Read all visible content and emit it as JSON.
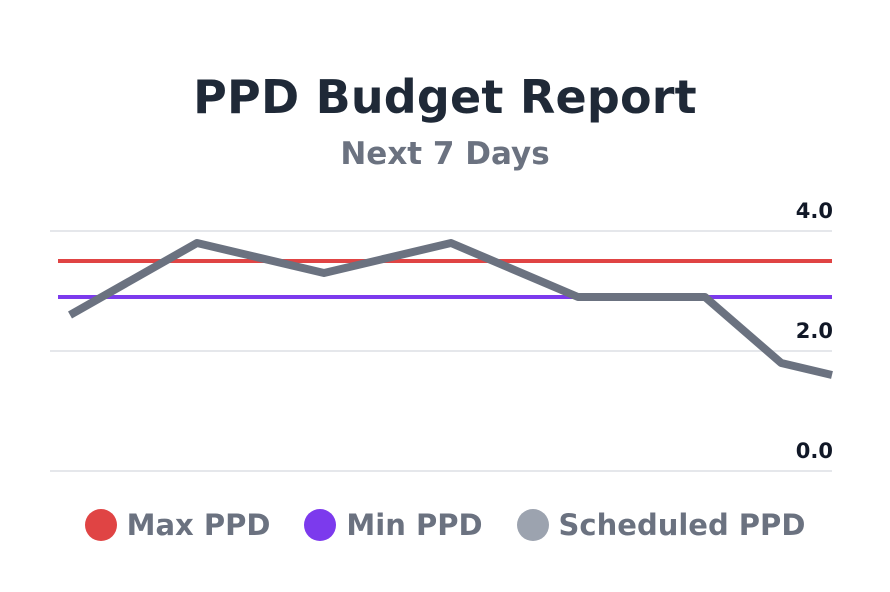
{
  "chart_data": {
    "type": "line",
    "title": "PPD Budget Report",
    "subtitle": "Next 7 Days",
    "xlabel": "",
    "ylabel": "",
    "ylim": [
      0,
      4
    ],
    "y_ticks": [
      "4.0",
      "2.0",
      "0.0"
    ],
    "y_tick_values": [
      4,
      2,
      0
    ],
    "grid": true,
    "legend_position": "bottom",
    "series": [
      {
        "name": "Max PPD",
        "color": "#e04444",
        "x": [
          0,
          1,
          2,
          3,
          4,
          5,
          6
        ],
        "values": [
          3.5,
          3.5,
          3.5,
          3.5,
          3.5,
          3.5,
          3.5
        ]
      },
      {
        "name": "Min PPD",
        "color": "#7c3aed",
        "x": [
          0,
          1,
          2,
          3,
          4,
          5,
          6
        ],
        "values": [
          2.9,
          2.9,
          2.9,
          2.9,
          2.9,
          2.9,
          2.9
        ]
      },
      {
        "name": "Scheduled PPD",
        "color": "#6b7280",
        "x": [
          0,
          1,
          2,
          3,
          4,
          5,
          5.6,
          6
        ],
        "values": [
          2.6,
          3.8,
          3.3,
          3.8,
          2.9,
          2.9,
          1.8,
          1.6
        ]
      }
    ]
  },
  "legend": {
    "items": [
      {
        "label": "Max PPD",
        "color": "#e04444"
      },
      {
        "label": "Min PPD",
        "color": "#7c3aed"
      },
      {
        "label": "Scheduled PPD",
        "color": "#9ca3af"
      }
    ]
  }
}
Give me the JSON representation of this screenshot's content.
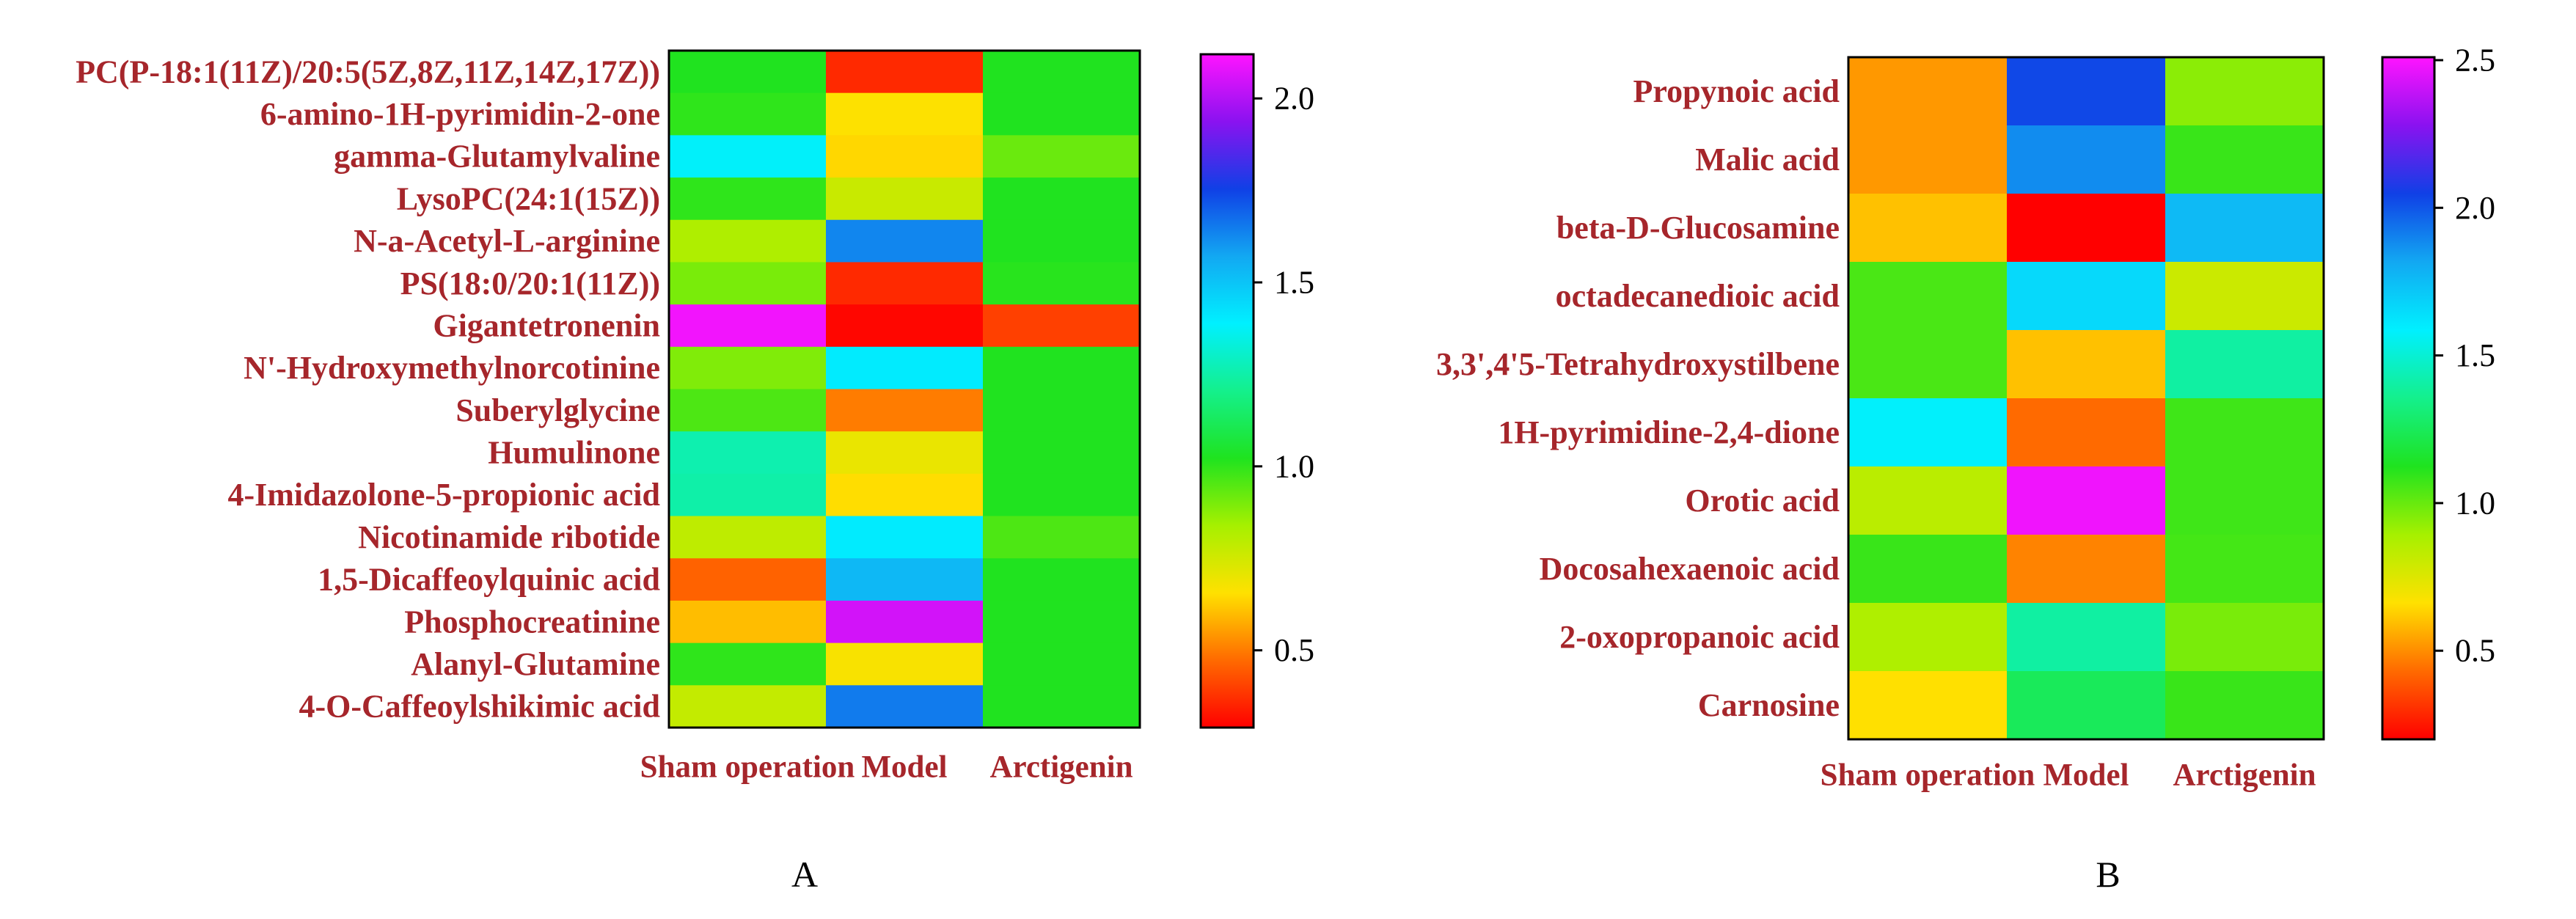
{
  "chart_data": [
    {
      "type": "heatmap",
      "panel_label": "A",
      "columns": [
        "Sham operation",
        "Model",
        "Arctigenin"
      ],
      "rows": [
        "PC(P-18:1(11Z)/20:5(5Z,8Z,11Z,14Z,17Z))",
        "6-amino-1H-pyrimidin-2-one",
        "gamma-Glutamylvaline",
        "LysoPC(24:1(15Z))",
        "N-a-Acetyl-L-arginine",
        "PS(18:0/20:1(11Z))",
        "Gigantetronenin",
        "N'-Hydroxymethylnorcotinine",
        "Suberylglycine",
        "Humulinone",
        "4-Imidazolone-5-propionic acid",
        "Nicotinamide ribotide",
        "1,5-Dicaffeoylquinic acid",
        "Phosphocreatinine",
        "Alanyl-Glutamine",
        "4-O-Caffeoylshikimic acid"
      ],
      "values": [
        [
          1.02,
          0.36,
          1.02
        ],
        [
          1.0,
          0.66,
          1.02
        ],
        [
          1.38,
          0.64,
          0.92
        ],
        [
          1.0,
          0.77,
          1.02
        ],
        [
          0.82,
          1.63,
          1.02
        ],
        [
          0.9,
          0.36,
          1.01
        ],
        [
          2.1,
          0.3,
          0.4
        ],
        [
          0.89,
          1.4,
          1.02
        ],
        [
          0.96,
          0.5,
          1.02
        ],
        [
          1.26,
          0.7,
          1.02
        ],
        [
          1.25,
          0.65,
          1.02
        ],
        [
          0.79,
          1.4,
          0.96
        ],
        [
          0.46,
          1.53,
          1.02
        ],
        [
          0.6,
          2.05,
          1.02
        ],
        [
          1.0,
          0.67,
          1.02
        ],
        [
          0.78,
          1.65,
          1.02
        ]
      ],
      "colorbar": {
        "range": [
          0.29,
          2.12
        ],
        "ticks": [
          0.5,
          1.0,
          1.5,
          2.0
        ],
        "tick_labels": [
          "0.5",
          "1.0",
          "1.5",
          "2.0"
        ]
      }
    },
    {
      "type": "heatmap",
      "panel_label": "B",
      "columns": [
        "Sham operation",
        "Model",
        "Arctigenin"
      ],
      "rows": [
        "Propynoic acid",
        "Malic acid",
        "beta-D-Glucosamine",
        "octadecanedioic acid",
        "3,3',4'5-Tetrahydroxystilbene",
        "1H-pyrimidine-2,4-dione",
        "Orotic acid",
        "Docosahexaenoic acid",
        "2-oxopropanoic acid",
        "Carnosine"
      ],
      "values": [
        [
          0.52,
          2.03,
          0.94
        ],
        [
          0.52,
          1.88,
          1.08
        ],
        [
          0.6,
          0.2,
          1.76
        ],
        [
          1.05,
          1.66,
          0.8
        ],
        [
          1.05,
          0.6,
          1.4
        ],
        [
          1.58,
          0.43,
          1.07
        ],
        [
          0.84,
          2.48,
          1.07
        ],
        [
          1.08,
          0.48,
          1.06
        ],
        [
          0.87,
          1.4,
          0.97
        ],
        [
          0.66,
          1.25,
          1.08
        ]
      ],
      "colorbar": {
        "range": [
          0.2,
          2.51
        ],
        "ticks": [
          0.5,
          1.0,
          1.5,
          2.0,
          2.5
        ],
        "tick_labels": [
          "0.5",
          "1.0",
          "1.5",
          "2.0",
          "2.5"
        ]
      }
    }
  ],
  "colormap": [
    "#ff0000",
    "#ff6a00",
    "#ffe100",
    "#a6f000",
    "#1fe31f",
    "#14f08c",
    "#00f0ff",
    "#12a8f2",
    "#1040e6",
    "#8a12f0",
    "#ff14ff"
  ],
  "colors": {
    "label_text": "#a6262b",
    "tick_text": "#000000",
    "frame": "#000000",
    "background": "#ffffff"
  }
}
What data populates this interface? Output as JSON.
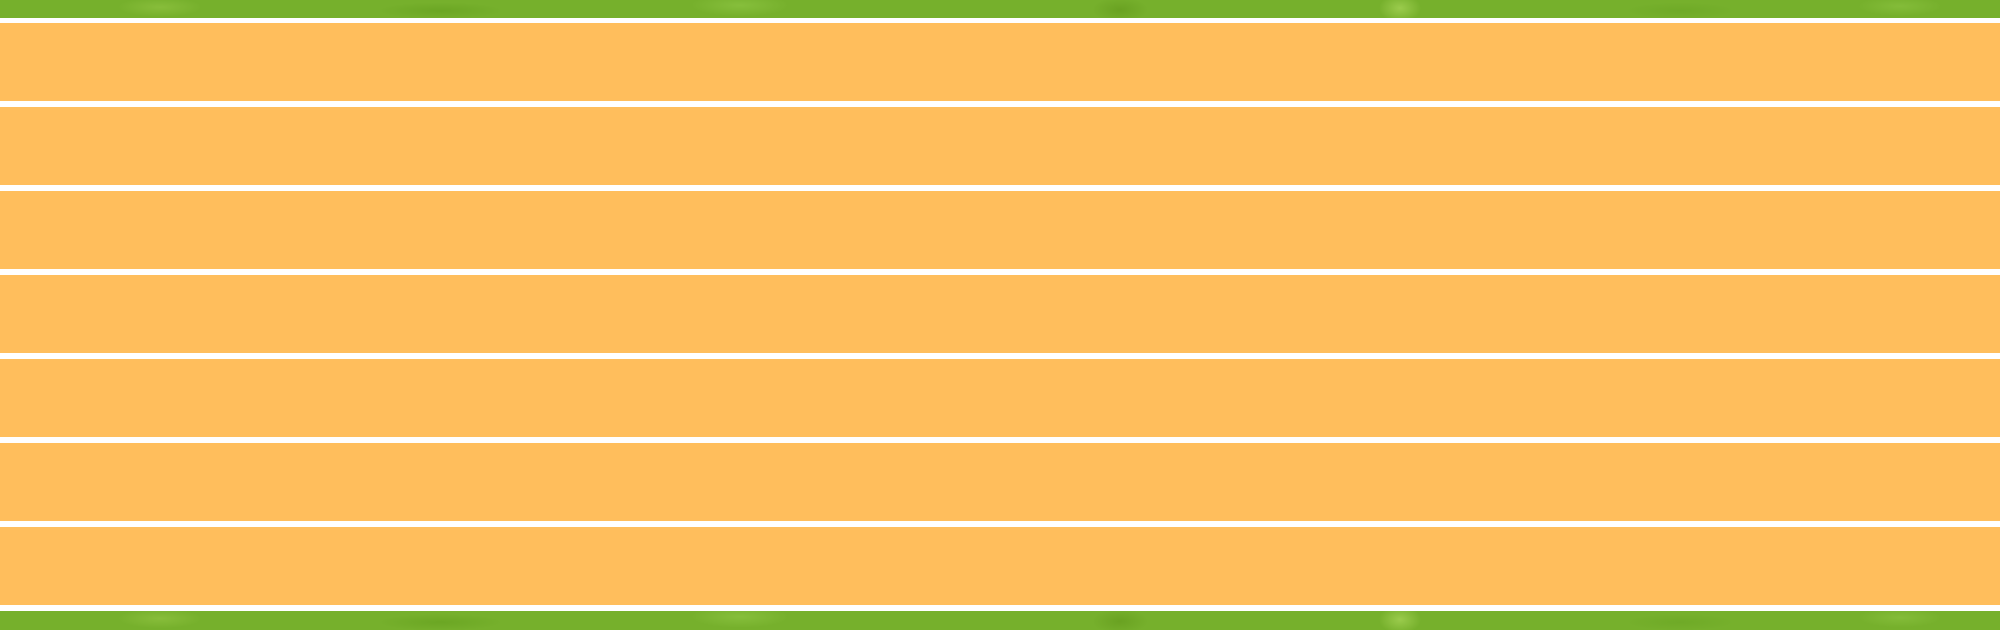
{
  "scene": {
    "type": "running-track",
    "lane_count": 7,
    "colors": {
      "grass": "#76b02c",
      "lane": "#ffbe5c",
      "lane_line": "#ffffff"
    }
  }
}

- _The problem_:
Look for the line that contains "What data populates", then please copy it and the rest of the lines through the end of the data, pictures excluded.

- _Exercise output_:
What data populates this interface? Output as JSON.
{
  "scene": {
    "type": "running-track",
    "lane_count": 7,
    "colors": {
      "grass": "#76b02c",
      "lane": "#ffbe5c",
      "lane_line": "#ffffff"
    }
  }
}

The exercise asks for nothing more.